- Texte source
##########
Il est évident que celui qui est, dès sa prime enfance, accoutumé à une discipline alimentaire, éprouve des sensations gustatives inconnues du quidam n’ayant pas le même étalon. Nous évoluons, ici, en plein dans le relatif. Celui dont le palais est familiarisé, de longue date, avec les saveurs fortes des viandes, des rôtissures, des sauces savantes, ne peut évidemment trouver près de mets simples, faiblement mais finement aromatisés, les impressions nuancées, les délicates sensations papillaires qu’il eut éprouvées avec un sens gustatif autrement éduqué.
##########
Entrées de données:
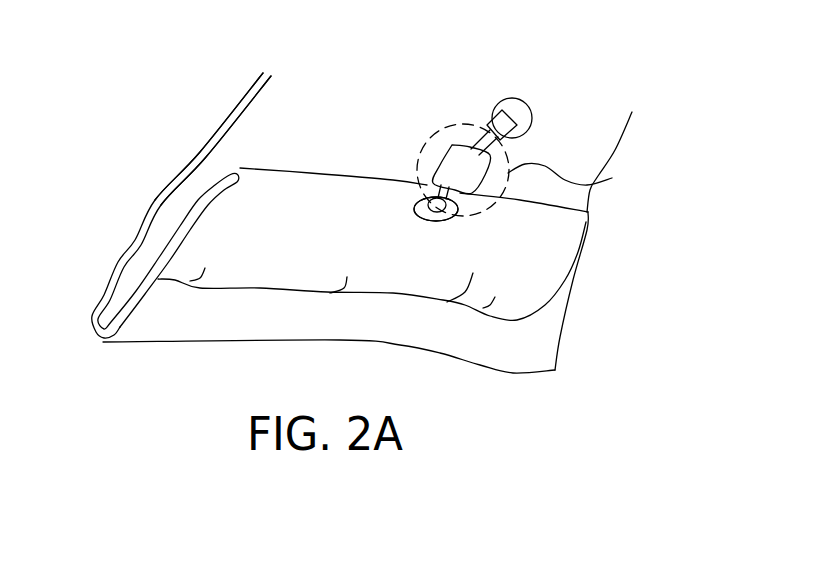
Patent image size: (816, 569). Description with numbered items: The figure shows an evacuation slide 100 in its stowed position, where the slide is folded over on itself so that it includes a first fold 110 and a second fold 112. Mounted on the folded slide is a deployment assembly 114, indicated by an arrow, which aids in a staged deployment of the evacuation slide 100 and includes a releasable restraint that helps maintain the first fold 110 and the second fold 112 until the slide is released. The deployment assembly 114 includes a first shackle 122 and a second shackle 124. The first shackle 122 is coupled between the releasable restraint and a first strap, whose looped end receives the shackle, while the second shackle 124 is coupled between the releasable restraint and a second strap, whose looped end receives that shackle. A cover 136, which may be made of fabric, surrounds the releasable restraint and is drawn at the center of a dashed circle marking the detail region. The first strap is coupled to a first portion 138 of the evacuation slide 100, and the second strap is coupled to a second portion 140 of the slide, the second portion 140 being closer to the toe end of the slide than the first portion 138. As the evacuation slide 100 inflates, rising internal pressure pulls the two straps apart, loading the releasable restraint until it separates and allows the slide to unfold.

The evacuation slide 100 is at (542, 268).
The first fold 110 is at (99, 340).
The second fold 112 is at (223, 170).
The deployment assembly 114 is at (552, 120).
The first shackle 122 is at (493, 130).
The second shackle 124 is at (455, 212).
The cover 136 is at (458, 170).
The first portion 138 is at (513, 107).
The second portion 140 is at (417, 211).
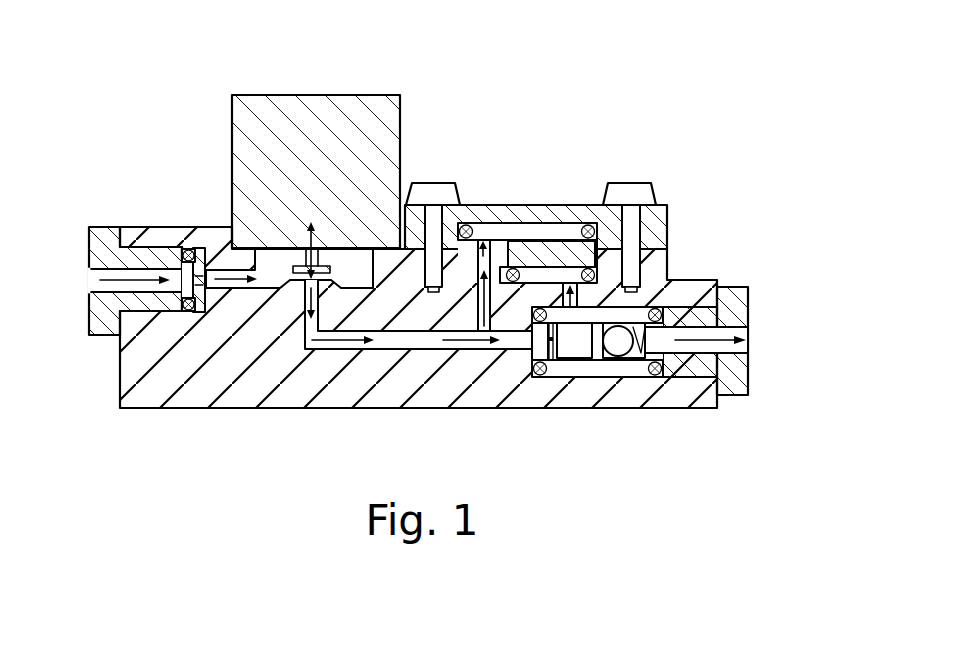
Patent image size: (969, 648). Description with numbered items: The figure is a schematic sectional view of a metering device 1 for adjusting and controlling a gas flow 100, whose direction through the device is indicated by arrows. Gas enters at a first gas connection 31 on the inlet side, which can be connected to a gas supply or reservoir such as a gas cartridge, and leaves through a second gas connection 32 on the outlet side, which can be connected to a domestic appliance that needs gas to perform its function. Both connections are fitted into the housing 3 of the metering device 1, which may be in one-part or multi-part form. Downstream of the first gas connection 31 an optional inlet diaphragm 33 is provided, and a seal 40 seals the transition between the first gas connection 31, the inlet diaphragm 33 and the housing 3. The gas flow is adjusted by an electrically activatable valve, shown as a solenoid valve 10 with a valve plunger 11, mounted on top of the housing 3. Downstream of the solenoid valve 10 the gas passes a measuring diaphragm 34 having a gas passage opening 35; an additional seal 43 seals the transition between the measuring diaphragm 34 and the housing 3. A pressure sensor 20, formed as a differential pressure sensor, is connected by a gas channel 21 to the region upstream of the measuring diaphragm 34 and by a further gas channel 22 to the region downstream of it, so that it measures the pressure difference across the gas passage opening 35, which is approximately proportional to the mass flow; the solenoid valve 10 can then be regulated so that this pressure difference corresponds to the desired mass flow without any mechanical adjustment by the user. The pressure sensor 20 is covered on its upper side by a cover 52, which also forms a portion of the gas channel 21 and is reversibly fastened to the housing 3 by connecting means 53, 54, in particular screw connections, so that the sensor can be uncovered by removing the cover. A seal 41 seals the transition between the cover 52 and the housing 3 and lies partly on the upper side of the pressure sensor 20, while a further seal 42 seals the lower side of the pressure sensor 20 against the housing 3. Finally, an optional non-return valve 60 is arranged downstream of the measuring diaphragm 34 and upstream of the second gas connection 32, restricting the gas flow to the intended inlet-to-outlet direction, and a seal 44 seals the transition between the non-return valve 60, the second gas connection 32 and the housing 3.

The metering device 1 is at (81, 58).
The housing 3 is at (133, 380).
The solenoid valve 10 is at (318, 130).
The valve plunger 11 is at (306, 255).
The pressure sensor 20 is at (547, 248).
The gas channel 21 is at (476, 222).
The further gas channel 22 is at (590, 301).
The first gas connection 31 is at (100, 238).
The second gas connection 32 is at (733, 305).
The inlet diaphragm 33 is at (202, 247).
The measuring diaphragm 34 is at (566, 349).
The gas passage opening 35 is at (631, 367).
The seal 40 is at (190, 312).
The seal 41 is at (470, 243).
The further seal 42 is at (518, 280).
The additional seal 43 is at (542, 383).
The seal 44 is at (660, 356).
The cover 52 is at (663, 220).
The connecting means 53 is at (436, 196).
The connecting means 54 is at (630, 197).
The non-return valve 60 is at (664, 365).
The gas flow 100 is at (252, 281).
##########
- À réaliser
a) Répondez aux questions suivantes à partir du texte source :
(i) À quoi est accoutumé, dès sa prime enfance, celui qui éprouve des sensations gustatives inconnues du quidam ?
(ii) Selon la phrase « Nous évoluons, ici, en plein dans le relatif. », dans quoi évoluons-nous ?
(iii) Avec quelles saveurs le palais décrit dans la dernière phrase est-il familiarisé de longue date ?
b) Résumez le texte source en deux phrases.
c) Traduisez en anglais la phrase suivante du texte source : « Nous évoluons, ici, en plein dans le relatif. »

- Réponses rédigées
a)
(i) À une discipline alimentaire.
(ii) En plein dans le relatif.
(iii) Avec les saveurs fortes des viandes, des rôtissures et des sauces savantes.

b) Une discipline alimentaire acquise dès la prime enfance procure des sensations gustatives inconnues de celui qui n'a pas le même étalon, ce qui relève entièrement du relatif. Un palais habitué de longue date aux saveurs fortes des viandes, des rôtissures et des sauces savantes ne peut trouver dans des mets simples, faiblement mais finement aromatisés, les sensations délicates qu'aurait éprouvées un sens gustatif autrement éduqué.

c) Here, we are moving squarely within the realm of the relative.